### [Given problem]
Tally the lines holding the string "title" and reply with that number alone.

### [Data for processing]
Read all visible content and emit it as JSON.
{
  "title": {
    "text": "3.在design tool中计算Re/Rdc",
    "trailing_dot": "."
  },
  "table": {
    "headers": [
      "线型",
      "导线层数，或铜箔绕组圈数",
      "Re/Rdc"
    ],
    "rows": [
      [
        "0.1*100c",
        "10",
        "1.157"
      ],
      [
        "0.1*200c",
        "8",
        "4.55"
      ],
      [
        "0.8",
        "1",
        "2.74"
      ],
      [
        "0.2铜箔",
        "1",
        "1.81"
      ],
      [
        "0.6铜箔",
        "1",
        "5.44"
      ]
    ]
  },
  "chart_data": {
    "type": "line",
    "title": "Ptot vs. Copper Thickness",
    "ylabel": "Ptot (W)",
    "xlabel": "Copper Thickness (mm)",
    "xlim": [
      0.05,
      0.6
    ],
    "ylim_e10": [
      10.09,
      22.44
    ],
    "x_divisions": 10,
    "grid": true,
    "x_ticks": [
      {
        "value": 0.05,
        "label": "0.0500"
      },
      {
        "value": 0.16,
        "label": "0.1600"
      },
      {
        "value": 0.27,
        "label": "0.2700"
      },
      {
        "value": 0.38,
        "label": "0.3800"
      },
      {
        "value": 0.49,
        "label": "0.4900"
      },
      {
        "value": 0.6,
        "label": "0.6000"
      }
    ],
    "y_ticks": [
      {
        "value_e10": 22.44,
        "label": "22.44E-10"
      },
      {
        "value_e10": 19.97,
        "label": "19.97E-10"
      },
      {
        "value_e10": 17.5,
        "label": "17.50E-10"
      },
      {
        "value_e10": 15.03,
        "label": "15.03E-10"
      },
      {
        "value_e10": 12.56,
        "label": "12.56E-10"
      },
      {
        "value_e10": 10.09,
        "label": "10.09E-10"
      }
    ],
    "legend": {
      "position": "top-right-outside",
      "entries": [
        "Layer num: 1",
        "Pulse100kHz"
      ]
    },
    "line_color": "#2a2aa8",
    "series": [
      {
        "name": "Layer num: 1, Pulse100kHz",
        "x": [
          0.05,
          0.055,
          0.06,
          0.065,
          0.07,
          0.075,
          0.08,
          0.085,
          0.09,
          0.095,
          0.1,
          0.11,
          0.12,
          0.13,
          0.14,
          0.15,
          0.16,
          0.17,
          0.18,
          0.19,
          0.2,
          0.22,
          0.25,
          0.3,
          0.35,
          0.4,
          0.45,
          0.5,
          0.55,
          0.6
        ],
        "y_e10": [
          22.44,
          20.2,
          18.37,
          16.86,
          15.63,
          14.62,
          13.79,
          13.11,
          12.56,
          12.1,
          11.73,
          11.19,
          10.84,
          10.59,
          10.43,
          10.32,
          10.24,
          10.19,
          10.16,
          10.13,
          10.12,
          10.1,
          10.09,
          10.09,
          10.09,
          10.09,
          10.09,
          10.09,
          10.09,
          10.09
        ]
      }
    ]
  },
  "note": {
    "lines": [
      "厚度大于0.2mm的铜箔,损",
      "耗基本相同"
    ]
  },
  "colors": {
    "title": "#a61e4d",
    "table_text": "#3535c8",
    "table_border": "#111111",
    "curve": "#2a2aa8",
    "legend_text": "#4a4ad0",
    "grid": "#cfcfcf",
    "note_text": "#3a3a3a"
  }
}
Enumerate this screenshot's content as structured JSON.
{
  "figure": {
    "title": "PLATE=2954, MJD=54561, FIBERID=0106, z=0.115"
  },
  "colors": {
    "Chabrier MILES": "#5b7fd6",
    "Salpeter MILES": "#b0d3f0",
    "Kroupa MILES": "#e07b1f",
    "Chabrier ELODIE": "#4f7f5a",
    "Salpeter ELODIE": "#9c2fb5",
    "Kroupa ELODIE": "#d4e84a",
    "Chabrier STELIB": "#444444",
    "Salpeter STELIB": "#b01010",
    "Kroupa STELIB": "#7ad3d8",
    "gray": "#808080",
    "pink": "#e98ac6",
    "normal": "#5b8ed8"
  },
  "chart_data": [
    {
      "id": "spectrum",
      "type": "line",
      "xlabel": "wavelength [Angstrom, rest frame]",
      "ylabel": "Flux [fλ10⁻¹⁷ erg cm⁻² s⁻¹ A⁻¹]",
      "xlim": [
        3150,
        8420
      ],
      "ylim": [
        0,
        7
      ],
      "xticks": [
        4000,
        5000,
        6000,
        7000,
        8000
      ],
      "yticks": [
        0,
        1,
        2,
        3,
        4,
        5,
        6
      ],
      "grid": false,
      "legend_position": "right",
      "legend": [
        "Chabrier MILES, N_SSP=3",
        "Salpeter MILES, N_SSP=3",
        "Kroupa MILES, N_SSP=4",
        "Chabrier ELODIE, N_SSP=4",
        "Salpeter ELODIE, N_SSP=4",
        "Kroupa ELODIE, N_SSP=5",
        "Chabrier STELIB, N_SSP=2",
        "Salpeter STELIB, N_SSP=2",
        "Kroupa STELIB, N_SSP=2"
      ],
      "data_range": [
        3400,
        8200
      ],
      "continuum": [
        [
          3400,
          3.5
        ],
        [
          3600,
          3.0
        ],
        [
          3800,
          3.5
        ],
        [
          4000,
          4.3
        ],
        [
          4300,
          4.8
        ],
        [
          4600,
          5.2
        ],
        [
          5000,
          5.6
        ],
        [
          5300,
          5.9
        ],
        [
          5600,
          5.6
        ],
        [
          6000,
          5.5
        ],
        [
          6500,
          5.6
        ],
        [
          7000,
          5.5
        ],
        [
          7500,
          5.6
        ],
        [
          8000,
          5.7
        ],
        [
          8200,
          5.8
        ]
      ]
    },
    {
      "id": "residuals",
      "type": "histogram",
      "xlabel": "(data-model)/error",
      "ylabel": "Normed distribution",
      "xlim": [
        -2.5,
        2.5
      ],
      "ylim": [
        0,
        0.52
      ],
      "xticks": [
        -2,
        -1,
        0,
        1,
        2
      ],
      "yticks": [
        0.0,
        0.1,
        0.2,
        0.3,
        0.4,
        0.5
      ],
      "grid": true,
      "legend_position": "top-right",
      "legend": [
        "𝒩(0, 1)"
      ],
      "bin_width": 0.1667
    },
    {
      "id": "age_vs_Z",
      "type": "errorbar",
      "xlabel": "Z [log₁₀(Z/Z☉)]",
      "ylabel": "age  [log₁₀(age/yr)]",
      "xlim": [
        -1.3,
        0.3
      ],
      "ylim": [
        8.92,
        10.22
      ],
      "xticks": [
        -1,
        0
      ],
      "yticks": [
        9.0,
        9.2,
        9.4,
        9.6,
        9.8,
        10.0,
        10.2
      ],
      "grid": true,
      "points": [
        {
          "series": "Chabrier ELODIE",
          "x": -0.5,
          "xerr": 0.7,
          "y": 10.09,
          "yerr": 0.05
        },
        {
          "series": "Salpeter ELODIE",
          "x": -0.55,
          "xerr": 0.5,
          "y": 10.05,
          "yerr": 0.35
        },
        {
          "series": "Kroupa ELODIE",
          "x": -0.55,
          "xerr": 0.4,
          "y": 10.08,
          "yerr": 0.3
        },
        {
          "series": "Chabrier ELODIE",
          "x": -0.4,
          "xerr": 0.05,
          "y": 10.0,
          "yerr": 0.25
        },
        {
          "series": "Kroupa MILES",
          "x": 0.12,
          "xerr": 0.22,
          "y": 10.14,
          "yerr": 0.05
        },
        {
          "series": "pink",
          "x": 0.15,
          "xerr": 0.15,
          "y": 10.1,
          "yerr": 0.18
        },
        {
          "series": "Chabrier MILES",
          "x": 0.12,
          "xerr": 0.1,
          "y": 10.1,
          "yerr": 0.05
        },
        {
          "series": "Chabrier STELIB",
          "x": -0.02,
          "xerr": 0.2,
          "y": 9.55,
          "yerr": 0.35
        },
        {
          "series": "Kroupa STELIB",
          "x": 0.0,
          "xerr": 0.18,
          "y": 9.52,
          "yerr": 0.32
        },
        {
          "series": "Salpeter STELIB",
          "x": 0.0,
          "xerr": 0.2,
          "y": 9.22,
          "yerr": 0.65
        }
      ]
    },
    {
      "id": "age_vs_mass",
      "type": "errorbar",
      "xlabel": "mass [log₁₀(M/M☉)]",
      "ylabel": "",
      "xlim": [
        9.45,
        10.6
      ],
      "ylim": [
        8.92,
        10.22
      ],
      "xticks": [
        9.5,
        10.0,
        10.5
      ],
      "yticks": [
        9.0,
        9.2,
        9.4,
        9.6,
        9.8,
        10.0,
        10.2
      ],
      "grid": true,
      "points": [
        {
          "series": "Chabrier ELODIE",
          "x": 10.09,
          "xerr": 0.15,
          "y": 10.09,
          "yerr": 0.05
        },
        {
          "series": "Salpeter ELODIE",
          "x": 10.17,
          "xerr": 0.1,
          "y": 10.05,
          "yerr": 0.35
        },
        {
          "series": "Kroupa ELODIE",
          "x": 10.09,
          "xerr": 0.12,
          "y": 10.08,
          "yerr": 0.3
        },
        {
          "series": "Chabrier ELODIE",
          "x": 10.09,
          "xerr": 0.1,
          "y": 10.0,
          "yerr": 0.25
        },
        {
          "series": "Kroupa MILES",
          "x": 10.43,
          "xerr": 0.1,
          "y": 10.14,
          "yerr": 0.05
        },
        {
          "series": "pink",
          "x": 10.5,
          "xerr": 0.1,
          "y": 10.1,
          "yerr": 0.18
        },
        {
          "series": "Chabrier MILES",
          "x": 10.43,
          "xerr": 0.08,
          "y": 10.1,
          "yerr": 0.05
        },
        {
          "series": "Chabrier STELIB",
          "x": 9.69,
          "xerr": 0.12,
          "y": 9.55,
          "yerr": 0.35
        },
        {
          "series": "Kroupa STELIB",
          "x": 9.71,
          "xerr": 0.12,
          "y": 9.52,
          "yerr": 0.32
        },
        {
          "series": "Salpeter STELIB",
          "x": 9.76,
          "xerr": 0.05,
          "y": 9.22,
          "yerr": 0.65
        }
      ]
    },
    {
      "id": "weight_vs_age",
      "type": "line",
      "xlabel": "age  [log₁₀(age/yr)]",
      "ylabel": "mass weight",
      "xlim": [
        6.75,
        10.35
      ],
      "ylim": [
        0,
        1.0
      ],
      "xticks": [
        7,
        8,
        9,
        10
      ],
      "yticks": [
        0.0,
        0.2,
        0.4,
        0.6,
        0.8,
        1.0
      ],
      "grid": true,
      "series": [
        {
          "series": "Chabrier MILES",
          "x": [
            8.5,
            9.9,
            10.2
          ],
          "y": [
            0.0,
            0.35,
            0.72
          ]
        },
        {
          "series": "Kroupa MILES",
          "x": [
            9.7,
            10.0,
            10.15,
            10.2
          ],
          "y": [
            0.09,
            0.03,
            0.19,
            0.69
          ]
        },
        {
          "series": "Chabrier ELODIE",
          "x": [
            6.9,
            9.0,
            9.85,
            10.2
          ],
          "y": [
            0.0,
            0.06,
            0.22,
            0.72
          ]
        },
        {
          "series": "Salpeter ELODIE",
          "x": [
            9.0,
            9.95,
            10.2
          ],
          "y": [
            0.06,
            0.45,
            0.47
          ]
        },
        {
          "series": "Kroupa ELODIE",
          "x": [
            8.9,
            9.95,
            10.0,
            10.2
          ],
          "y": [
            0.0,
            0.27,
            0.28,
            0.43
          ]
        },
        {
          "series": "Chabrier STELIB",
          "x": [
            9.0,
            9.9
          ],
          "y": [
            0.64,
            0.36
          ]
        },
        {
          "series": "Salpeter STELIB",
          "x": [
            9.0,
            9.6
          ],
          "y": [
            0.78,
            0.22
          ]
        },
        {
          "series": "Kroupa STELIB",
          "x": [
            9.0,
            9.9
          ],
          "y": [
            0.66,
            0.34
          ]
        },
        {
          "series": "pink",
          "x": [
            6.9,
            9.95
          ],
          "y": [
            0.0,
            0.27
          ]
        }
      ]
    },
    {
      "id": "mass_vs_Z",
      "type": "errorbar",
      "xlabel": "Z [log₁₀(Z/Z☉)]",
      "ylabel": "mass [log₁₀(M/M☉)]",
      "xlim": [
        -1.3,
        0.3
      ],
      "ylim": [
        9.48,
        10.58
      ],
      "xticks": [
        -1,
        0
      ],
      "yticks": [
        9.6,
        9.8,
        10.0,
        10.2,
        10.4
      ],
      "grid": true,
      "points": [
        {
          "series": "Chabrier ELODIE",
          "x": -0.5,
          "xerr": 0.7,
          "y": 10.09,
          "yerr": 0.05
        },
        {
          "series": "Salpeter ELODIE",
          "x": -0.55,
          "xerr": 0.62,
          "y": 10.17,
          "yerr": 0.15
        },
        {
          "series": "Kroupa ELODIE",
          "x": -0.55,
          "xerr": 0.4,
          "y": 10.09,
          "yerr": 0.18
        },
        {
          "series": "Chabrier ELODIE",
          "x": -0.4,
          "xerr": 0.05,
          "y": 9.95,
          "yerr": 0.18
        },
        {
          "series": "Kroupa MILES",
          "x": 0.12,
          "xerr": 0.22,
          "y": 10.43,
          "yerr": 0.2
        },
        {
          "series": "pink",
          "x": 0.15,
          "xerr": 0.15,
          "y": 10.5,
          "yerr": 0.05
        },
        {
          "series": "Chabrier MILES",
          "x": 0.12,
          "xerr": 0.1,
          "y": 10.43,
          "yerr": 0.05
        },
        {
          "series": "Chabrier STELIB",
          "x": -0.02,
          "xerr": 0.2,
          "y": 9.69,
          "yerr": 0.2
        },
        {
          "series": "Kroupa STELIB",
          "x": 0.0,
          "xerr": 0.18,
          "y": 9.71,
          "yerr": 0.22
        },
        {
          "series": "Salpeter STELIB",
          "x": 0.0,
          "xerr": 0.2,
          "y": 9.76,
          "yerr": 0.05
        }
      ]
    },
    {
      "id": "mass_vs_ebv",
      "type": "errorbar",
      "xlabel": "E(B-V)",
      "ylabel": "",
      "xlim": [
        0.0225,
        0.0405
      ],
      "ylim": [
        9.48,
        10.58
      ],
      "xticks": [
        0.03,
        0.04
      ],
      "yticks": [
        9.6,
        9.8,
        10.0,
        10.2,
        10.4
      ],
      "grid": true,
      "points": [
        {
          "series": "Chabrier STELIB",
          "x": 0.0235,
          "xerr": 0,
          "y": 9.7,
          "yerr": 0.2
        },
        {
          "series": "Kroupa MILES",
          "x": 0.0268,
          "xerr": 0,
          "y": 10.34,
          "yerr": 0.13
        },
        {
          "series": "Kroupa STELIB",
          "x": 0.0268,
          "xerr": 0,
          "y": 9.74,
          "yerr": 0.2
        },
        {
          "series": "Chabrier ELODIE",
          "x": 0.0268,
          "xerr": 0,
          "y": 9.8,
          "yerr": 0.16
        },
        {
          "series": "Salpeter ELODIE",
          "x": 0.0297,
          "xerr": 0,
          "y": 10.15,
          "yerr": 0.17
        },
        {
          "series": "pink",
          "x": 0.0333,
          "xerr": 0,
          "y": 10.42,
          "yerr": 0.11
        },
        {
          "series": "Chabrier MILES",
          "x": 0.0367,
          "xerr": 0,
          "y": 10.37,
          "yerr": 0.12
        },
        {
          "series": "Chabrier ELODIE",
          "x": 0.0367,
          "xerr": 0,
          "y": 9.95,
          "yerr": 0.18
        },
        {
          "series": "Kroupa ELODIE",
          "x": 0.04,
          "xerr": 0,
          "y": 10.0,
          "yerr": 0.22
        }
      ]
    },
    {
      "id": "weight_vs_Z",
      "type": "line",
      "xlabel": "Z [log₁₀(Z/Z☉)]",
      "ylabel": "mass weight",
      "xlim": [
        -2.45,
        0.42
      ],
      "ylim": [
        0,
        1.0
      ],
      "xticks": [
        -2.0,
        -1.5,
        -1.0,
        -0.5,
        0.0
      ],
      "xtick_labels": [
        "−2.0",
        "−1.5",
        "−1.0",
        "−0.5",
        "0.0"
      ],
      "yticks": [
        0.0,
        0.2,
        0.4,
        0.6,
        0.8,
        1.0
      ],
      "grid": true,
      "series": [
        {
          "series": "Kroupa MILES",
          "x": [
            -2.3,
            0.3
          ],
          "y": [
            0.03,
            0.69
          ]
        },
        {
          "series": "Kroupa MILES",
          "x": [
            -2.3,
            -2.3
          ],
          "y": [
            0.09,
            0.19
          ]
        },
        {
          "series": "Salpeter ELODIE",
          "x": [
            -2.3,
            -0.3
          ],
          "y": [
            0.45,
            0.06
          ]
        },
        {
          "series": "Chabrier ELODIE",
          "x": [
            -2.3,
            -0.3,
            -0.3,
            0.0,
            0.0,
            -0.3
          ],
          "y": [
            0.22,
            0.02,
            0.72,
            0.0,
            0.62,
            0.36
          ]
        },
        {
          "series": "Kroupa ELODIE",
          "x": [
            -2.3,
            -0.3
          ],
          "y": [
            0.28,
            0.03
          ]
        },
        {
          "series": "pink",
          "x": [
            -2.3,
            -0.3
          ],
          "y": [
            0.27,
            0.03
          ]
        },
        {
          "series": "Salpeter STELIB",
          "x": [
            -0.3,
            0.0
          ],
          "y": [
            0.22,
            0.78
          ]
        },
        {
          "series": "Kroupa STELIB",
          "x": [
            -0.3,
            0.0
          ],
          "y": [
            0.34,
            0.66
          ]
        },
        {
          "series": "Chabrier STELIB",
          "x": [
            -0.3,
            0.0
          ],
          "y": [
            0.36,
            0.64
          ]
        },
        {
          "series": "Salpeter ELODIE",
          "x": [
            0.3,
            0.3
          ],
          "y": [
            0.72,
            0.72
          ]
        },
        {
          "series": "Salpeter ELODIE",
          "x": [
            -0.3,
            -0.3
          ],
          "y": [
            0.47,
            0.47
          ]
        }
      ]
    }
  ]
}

### [Result for this exercise]
4